**SUPPLIED RECORDS**
---+---

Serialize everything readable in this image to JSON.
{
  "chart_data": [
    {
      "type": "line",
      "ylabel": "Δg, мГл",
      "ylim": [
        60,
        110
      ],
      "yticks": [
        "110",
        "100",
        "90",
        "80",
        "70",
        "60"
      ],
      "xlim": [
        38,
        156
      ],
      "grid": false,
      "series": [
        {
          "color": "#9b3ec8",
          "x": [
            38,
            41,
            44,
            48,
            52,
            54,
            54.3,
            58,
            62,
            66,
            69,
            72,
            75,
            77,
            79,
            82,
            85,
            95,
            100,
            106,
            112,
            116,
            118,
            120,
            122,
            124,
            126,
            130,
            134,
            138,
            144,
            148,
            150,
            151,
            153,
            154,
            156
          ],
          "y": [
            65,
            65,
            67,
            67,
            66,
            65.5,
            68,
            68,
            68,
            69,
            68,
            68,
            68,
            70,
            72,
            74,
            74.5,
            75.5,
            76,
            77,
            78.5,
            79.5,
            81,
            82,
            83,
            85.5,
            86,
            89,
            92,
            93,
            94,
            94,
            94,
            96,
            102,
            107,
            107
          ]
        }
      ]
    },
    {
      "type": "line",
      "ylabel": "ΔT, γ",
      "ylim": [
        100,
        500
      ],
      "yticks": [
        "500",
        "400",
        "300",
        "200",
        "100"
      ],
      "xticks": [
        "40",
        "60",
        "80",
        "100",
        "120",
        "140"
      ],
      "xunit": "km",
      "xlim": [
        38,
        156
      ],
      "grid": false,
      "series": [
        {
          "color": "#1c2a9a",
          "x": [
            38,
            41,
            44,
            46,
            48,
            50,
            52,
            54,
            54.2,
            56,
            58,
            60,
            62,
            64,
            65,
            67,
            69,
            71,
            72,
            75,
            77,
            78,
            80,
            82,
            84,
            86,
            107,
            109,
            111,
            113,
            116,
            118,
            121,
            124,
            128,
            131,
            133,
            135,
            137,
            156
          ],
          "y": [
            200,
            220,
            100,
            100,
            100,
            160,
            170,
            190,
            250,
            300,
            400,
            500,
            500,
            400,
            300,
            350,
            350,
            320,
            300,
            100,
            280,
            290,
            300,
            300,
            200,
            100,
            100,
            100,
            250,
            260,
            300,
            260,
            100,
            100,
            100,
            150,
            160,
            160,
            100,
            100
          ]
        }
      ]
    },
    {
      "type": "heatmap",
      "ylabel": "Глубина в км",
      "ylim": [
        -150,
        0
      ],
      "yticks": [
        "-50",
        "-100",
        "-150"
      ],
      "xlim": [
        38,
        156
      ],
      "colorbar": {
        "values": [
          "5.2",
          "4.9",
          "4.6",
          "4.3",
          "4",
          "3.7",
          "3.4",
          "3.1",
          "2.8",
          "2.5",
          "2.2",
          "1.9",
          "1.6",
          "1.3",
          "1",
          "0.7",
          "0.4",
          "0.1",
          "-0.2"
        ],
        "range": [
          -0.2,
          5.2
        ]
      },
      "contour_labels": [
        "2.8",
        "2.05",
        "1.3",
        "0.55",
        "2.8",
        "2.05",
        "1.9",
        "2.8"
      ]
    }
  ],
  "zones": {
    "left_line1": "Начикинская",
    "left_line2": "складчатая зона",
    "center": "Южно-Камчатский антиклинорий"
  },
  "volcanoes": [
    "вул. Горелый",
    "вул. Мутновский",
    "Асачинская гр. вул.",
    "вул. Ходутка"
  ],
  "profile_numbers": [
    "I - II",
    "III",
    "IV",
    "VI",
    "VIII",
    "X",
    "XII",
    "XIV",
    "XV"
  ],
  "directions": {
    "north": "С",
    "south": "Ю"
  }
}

---+---

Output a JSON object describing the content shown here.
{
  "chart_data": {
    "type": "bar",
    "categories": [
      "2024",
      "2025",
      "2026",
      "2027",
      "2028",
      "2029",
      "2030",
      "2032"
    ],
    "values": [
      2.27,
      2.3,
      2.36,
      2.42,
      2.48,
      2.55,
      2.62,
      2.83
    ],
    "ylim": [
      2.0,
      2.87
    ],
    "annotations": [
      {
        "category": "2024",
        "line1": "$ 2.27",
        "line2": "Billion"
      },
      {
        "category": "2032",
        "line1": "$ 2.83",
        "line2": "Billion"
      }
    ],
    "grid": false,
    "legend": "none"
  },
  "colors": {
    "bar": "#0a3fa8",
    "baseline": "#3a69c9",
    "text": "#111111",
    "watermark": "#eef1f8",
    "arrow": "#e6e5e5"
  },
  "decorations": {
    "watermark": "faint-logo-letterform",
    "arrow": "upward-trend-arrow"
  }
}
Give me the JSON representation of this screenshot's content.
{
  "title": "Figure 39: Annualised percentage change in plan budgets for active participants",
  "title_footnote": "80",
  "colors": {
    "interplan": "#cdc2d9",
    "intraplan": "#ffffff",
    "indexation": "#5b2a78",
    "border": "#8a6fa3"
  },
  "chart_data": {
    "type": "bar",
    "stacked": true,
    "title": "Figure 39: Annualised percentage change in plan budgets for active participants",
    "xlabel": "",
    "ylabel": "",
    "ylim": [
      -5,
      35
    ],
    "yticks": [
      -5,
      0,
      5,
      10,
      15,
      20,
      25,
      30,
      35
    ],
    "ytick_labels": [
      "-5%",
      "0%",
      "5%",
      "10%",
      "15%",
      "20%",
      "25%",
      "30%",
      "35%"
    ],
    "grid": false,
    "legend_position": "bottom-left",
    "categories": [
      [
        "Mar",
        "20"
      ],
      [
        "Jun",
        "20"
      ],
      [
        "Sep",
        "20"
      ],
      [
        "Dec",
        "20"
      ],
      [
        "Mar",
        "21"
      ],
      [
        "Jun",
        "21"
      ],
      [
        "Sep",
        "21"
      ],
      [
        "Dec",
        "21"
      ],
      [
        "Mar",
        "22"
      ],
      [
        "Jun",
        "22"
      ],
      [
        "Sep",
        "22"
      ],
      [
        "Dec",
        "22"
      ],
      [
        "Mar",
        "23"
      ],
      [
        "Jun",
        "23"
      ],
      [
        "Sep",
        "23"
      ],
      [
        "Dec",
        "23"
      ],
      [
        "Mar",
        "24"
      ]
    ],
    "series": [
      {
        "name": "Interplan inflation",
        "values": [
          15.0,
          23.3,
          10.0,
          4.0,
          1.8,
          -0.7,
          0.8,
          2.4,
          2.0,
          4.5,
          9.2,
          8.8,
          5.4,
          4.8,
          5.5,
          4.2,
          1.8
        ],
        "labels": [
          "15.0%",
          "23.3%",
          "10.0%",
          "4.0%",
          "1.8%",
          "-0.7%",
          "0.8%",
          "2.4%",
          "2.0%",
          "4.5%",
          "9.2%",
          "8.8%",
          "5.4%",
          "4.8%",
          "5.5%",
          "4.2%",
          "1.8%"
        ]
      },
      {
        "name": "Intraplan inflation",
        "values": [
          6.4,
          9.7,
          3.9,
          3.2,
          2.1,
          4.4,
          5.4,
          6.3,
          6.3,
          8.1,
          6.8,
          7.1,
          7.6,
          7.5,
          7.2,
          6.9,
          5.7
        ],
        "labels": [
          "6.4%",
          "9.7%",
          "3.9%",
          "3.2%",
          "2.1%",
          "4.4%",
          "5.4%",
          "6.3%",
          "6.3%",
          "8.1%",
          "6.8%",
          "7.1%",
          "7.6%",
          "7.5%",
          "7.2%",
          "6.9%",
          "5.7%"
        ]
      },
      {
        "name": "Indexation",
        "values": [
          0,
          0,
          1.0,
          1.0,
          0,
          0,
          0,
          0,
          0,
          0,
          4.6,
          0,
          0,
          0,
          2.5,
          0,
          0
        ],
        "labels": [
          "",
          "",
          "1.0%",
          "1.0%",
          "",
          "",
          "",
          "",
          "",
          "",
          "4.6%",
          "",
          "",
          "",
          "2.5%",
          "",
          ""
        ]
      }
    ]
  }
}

---+---

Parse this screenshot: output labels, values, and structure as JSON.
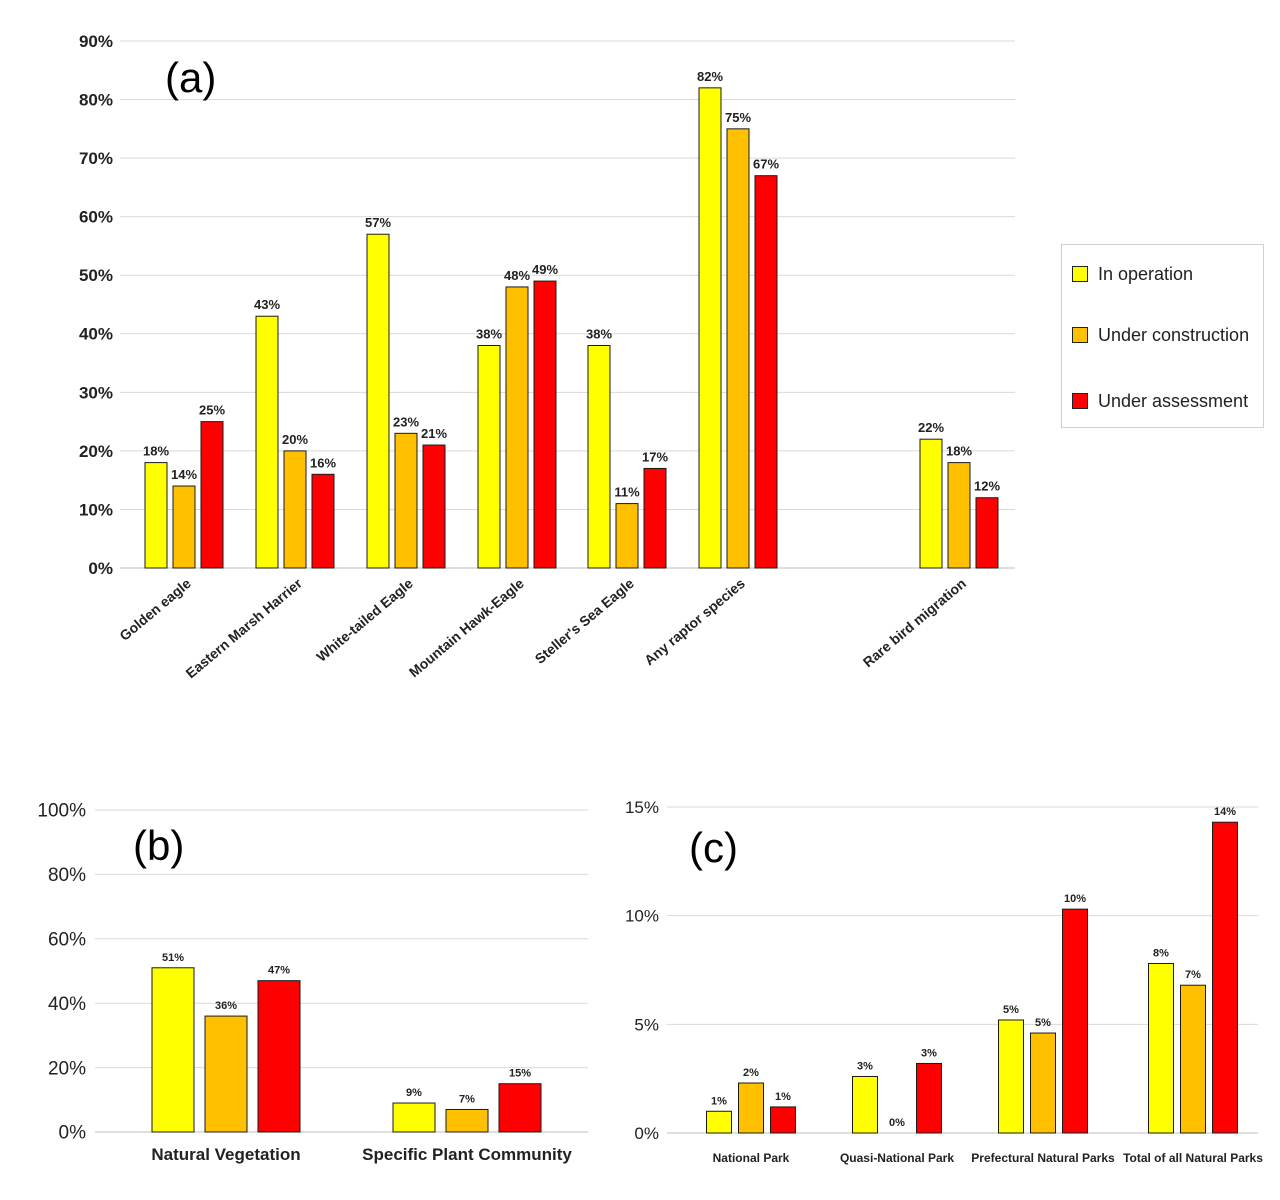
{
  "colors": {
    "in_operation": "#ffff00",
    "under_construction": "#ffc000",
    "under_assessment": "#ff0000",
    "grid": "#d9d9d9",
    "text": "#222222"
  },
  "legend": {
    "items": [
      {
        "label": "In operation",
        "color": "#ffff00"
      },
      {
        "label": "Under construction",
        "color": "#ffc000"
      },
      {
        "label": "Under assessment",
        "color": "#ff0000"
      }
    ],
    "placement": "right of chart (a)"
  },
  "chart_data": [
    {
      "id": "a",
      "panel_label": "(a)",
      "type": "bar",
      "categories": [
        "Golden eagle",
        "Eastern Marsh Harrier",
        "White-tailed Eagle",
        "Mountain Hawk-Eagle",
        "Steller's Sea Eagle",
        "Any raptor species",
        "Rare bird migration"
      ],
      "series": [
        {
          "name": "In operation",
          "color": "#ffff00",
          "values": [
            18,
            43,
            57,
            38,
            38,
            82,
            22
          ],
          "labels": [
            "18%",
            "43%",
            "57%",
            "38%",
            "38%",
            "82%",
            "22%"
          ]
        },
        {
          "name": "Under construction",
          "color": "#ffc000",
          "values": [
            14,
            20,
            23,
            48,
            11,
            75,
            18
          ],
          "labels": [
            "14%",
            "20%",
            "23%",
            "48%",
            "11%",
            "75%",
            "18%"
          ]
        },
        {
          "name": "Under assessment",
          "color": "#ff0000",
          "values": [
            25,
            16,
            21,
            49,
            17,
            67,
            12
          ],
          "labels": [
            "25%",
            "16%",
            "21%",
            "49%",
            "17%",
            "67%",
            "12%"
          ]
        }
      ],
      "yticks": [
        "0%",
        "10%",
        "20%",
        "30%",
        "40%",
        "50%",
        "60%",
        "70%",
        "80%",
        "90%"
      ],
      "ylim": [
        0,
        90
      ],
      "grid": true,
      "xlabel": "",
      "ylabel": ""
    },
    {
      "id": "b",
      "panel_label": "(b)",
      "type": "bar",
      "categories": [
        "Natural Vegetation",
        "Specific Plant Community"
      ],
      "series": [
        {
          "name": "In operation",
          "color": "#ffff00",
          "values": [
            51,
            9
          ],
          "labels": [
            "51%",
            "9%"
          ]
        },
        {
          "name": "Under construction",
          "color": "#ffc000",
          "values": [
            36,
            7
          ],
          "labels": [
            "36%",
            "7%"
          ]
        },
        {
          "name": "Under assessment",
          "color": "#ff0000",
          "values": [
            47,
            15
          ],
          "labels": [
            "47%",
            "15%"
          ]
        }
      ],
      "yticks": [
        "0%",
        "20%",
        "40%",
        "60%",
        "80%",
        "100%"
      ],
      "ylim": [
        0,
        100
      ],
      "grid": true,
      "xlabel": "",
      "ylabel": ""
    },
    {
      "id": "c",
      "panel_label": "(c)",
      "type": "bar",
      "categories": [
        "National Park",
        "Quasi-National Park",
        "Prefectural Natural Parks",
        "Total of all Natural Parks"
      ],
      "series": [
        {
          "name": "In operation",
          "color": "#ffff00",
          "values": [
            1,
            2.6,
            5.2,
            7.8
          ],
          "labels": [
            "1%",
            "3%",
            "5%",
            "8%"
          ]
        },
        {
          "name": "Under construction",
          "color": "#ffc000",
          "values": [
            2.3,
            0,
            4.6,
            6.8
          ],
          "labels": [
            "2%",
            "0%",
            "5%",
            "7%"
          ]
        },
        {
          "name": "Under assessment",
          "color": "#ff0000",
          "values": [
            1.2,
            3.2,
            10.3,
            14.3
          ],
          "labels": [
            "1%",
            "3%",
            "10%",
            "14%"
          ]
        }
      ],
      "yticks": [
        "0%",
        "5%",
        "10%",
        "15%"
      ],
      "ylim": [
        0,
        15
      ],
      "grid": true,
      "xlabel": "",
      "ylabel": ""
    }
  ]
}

---+---

**EXERCISE INSTRUCTIONS**
In the entries above, locate every line with the word "watermark" and copy it.

**EXPECTED OUTPUT**
    "watermark": "#eef1f8",
    "watermark": "faint-logo-letterform",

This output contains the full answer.